** start of Exercise material **

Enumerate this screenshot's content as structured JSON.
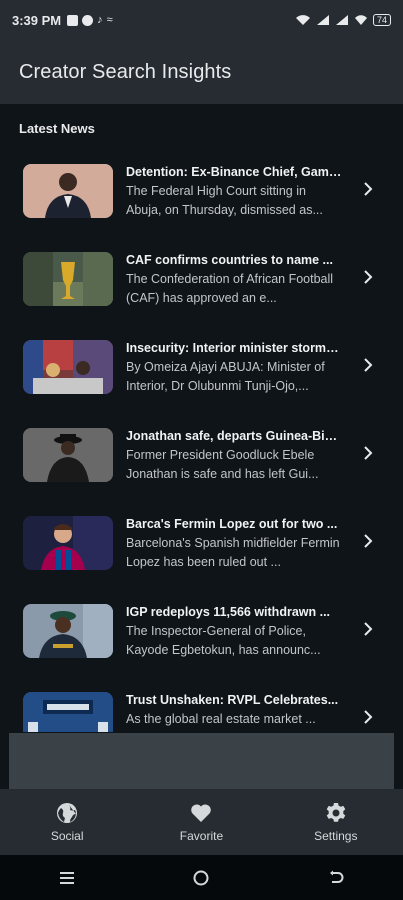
{
  "status_bar": {
    "time": "3:39 PM",
    "icons": [
      "v-app-icon",
      "messenger-icon",
      "tiktok-icon",
      "other-app-icon"
    ],
    "right_icons": [
      "wifi-icon",
      "signal-icon",
      "signal-icon",
      "vowifi-icon"
    ],
    "battery": "74"
  },
  "app": {
    "title": "Creator Search Insights"
  },
  "section": {
    "title": "Latest News"
  },
  "news": [
    {
      "headline": "Detention: Ex-Binance Chief, Gambaryan...",
      "summary": "The Federal High Court sitting in Abuja, on Thursday, dismissed as...",
      "thumb_icon": "man-in-suit-thumbnail"
    },
    {
      "headline": "CAF confirms countries to name ...",
      "summary": "The Confederation of African Football (CAF) has approved an e...",
      "thumb_icon": "trophy-thumbnail"
    },
    {
      "headline": "Insecurity: Interior minister storms...",
      "summary": "By Omeiza Ajayi ABUJA: Minister of Interior, Dr Olubunmi Tunji-Ojo,...",
      "thumb_icon": "crowd-thumbnail"
    },
    {
      "headline": "Jonathan safe, departs Guinea-Bissau...",
      "summary": "Former President Goodluck Ebele Jonathan is safe and has left Gui...",
      "thumb_icon": "jonathan-thumbnail"
    },
    {
      "headline": "Barca's Fermin Lopez out for two ...",
      "summary": "Barcelona's Spanish midfielder Fermin Lopez has been ruled out ...",
      "thumb_icon": "footballer-thumbnail"
    },
    {
      "headline": "IGP redeploys 11,566 withdrawn ...",
      "summary": "The Inspector-General of Police, Kayode Egbetokun, has announc...",
      "thumb_icon": "police-officer-thumbnail"
    },
    {
      "headline": "Trust Unshaken: RVPL Celebrates...",
      "summary": "As the global real estate market ...",
      "thumb_icon": "rosewood-thumbnail"
    }
  ],
  "bottom_nav": [
    {
      "label": "Social",
      "icon": "globe-icon"
    },
    {
      "label": "Favorite",
      "icon": "heart-icon"
    },
    {
      "label": "Settings",
      "icon": "gear-icon"
    }
  ],
  "system_nav": [
    "menu-icon",
    "home-icon",
    "back-icon"
  ],
  "colors": {
    "background": "#0f1418",
    "appbar": "#262c31",
    "panel": "#3a4147",
    "text": "#e6e8ea"
  }
}
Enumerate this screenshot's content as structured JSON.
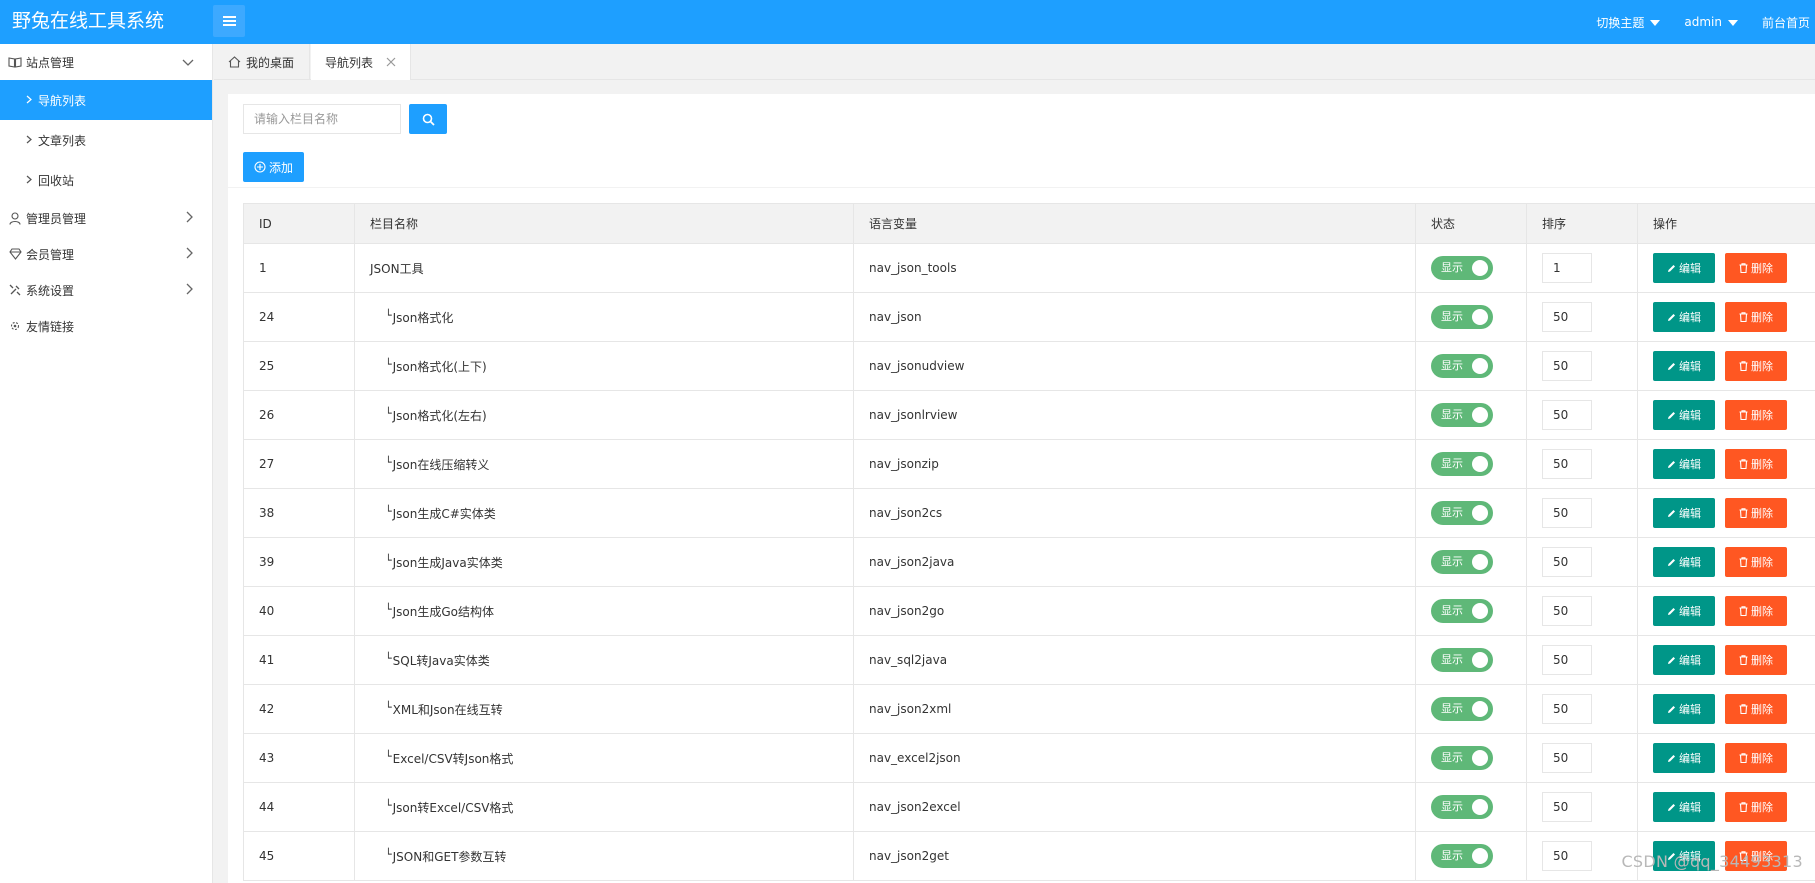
{
  "header": {
    "logo": "野兔在线工具系统",
    "theme_label": "切换主题",
    "user_label": "admin",
    "home_label": "前台首页"
  },
  "sidebar": {
    "groups": [
      {
        "label": "站点管理",
        "icon": "book-icon"
      },
      {
        "label": "管理员管理",
        "icon": "user-icon"
      },
      {
        "label": "会员管理",
        "icon": "diamond-icon"
      },
      {
        "label": "系统设置",
        "icon": "wrench-icon"
      },
      {
        "label": "友情链接",
        "icon": "link-icon"
      }
    ],
    "subitems": [
      {
        "label": "导航列表",
        "active": true
      },
      {
        "label": "文章列表"
      },
      {
        "label": "回收站"
      }
    ]
  },
  "tabs": [
    {
      "label": "我的桌面",
      "icon": "home-icon"
    },
    {
      "label": "导航列表",
      "closable": true
    }
  ],
  "toolbar": {
    "search_placeholder": "请输入栏目名称",
    "add_label": "添加"
  },
  "table": {
    "columns": [
      "ID",
      "栏目名称",
      "语言变量",
      "状态",
      "排序",
      "操作"
    ],
    "child_prefix": "└",
    "status_label": "显示",
    "edit_label": "编辑",
    "delete_label": "删除",
    "rows": [
      {
        "id": "1",
        "name": "JSON工具",
        "var": "nav_json_tools",
        "sort": "1",
        "child": false
      },
      {
        "id": "24",
        "name": "Json格式化",
        "var": "nav_json",
        "sort": "50",
        "child": true
      },
      {
        "id": "25",
        "name": "Json格式化(上下)",
        "var": "nav_jsonudview",
        "sort": "50",
        "child": true
      },
      {
        "id": "26",
        "name": "Json格式化(左右)",
        "var": "nav_jsonlrview",
        "sort": "50",
        "child": true
      },
      {
        "id": "27",
        "name": "Json在线压缩转义",
        "var": "nav_jsonzip",
        "sort": "50",
        "child": true
      },
      {
        "id": "38",
        "name": "Json生成C#实体类",
        "var": "nav_json2cs",
        "sort": "50",
        "child": true
      },
      {
        "id": "39",
        "name": "Json生成Java实体类",
        "var": "nav_json2java",
        "sort": "50",
        "child": true
      },
      {
        "id": "40",
        "name": "Json生成Go结构体",
        "var": "nav_json2go",
        "sort": "50",
        "child": true
      },
      {
        "id": "41",
        "name": "SQL转Java实体类",
        "var": "nav_sql2java",
        "sort": "50",
        "child": true
      },
      {
        "id": "42",
        "name": "XML和Json在线互转",
        "var": "nav_json2xml",
        "sort": "50",
        "child": true
      },
      {
        "id": "43",
        "name": "Excel/CSV转Json格式",
        "var": "nav_excel2json",
        "sort": "50",
        "child": true
      },
      {
        "id": "44",
        "name": "Json转Excel/CSV格式",
        "var": "nav_json2excel",
        "sort": "50",
        "child": true
      },
      {
        "id": "45",
        "name": "JSON和GET参数互转",
        "var": "nav_json2get",
        "sort": "50",
        "child": true
      }
    ]
  },
  "watermark": "CSDN @qq_34493313",
  "colors": {
    "primary": "#1e9fff",
    "switch_on": "#5fb878",
    "edit": "#009688",
    "delete": "#ff5722"
  }
}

** end of Exercise material **

Pick out the lines that include the word "headline" and write them out.

      "headline": "Detention: Ex-Binance Chief, Gambaryan...",
      "headline": "CAF confirms countries to name ...",
      "headline": "Insecurity: Interior minister storms...",
      "headline": "Jonathan safe, departs Guinea-Bissau...",
      "headline": "Barca's Fermin Lopez out for two ...",
      "headline": "IGP redeploys 11,566 withdrawn ...",
      "headline": "Trust Unshaken: RVPL Celebrates...",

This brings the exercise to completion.